◆ GIVEN PASSAGE
>> Start

I remember that on the morning of the second or third day after the uprising, I dropped into a room at the Smolny and found Lenin and Trotsky. With them were Dzerzhinsky, Joffe, and a crowd of others. Their faces were a greyish-green from lack of sleep; their eyes were inflamed, their collars soiled, and the room was full of smoke. It seemed to me that orders were being given as if by people who were asleep. For a moment I felt as if I were seeing it all in a dream, and that the revolution was in danger of being lost if "they" didn't get a good sleep and put on clean collars. I remember that next day I met Lenin's sister, Marya Ilinishna, and reminded her hurriedly that Lenin needed a clean collar.
(13) Lenin, Decree on Land (26th October, 1917)
All private ownership of land is abolished immediately without compensation. (2) All landowners' estates and all lands belonging to the Crown, to monasteries, church lands with all their live stock and inventoried property, buildings and appurtenances, are transferred to the disposition of the township Land Committees and the district Soviets of Peasants' Deputies until the Constituent Assembly meets.
(14) Lenin, Decree on Freedom of the Press (November, 1917)
The suppression of the bourgeois press was dictated not only by purely military needs in the course of the insurrection, and for the checking of counter-revolutionary action, but it is also necessary as a measure of transition toward the establishment of a new regime with regard to the press.

>> End

◆ DATA EXCERPT
>> Start

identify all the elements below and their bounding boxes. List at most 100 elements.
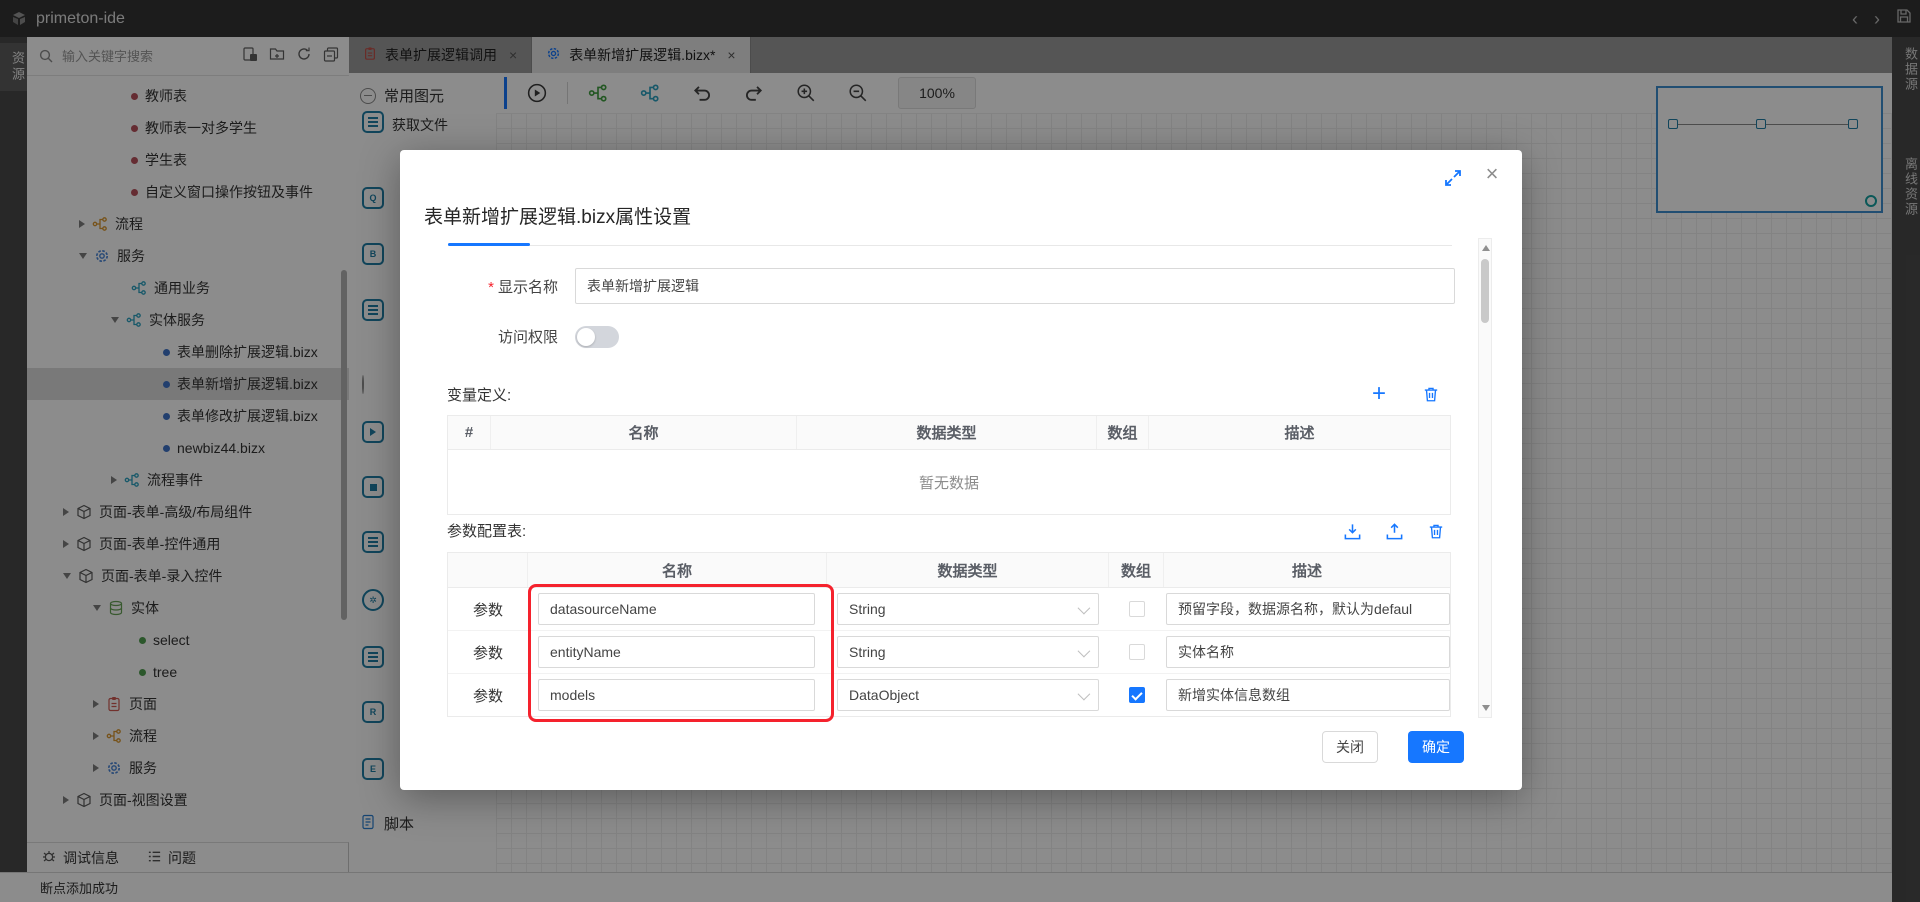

>> End

◆ WORK TO DO
- 1) In the passage about Lenin, who was reminded that Lenin needed a clean collar?
- 2) Repeat word for word the part of the passage about Lenin from "All private ownership" to "Press (November, 1917)".

◆ SOLVED PROBLEMS
- 1) Lenin's sister, Marya Ilinishna.

- 2)
All private ownership of land is abolished immediately without compensation. (2) All landowners' estates and all lands belonging to the Crown, to monasteries, church lands with all their live stock and inventoried property, buildings and appurtenances, are transferred to the disposition of the township Land Committees and the district Soviets of Peasants' Deputies until the Constituent Assembly meets.
(14) Lenin, Decree on Freedom of the Press (November, 1917)